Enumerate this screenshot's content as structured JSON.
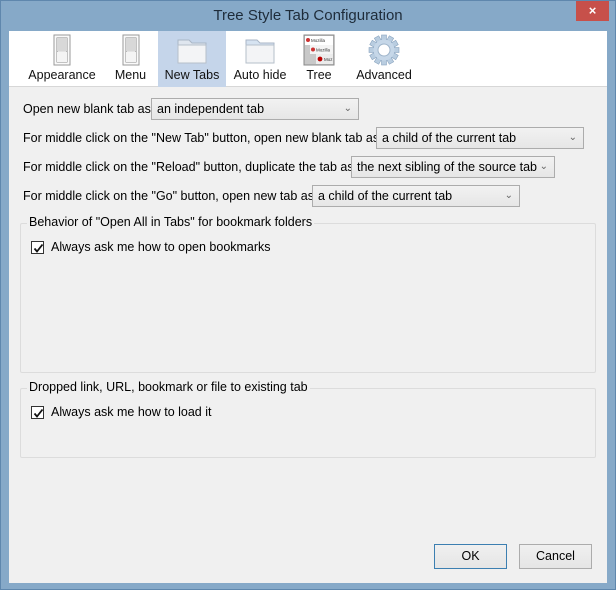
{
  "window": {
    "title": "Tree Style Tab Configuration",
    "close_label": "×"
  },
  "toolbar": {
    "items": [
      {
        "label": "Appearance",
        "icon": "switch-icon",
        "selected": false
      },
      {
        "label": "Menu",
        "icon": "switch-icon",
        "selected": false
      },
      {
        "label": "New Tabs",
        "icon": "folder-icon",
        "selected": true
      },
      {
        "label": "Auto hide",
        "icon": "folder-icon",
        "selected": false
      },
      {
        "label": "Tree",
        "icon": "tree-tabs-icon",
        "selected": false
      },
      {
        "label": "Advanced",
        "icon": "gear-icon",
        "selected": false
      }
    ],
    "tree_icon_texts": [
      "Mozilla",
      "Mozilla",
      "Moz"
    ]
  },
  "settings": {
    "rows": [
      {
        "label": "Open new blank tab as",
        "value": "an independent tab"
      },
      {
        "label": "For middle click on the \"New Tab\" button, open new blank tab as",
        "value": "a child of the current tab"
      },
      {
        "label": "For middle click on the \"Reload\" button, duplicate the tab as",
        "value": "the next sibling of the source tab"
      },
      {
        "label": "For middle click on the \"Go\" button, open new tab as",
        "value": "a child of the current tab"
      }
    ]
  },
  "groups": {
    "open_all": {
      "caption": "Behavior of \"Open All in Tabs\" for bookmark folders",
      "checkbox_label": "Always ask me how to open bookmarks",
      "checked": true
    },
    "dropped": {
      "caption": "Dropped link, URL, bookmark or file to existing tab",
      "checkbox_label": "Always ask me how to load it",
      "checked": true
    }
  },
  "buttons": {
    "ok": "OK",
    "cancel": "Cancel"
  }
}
*-*-*
§ Work to do:
Copy all the lines of data exactly as they appear, dropping any images.

§ Solved problem:
Enumerate this screenshot's content as structured JSON.
{
  "window": {
    "title": "Tree Style Tab Configuration",
    "close_label": "×"
  },
  "toolbar": {
    "items": [
      {
        "label": "Appearance",
        "icon": "switch-icon",
        "selected": false
      },
      {
        "label": "Menu",
        "icon": "switch-icon",
        "selected": false
      },
      {
        "label": "New Tabs",
        "icon": "folder-icon",
        "selected": true
      },
      {
        "label": "Auto hide",
        "icon": "folder-icon",
        "selected": false
      },
      {
        "label": "Tree",
        "icon": "tree-tabs-icon",
        "selected": false
      },
      {
        "label": "Advanced",
        "icon": "gear-icon",
        "selected": false
      }
    ],
    "tree_icon_texts": [
      "Mozilla",
      "Mozilla",
      "Moz"
    ]
  },
  "settings": {
    "rows": [
      {
        "label": "Open new blank tab as",
        "value": "an independent tab"
      },
      {
        "label": "For middle click on the \"New Tab\" button, open new blank tab as",
        "value": "a child of the current tab"
      },
      {
        "label": "For middle click on the \"Reload\" button, duplicate the tab as",
        "value": "the next sibling of the source tab"
      },
      {
        "label": "For middle click on the \"Go\" button, open new tab as",
        "value": "a child of the current tab"
      }
    ]
  },
  "groups": {
    "open_all": {
      "caption": "Behavior of \"Open All in Tabs\" for bookmark folders",
      "checkbox_label": "Always ask me how to open bookmarks",
      "checked": true
    },
    "dropped": {
      "caption": "Dropped link, URL, bookmark or file to existing tab",
      "checkbox_label": "Always ask me how to load it",
      "checked": true
    }
  },
  "buttons": {
    "ok": "OK",
    "cancel": "Cancel"
  }
}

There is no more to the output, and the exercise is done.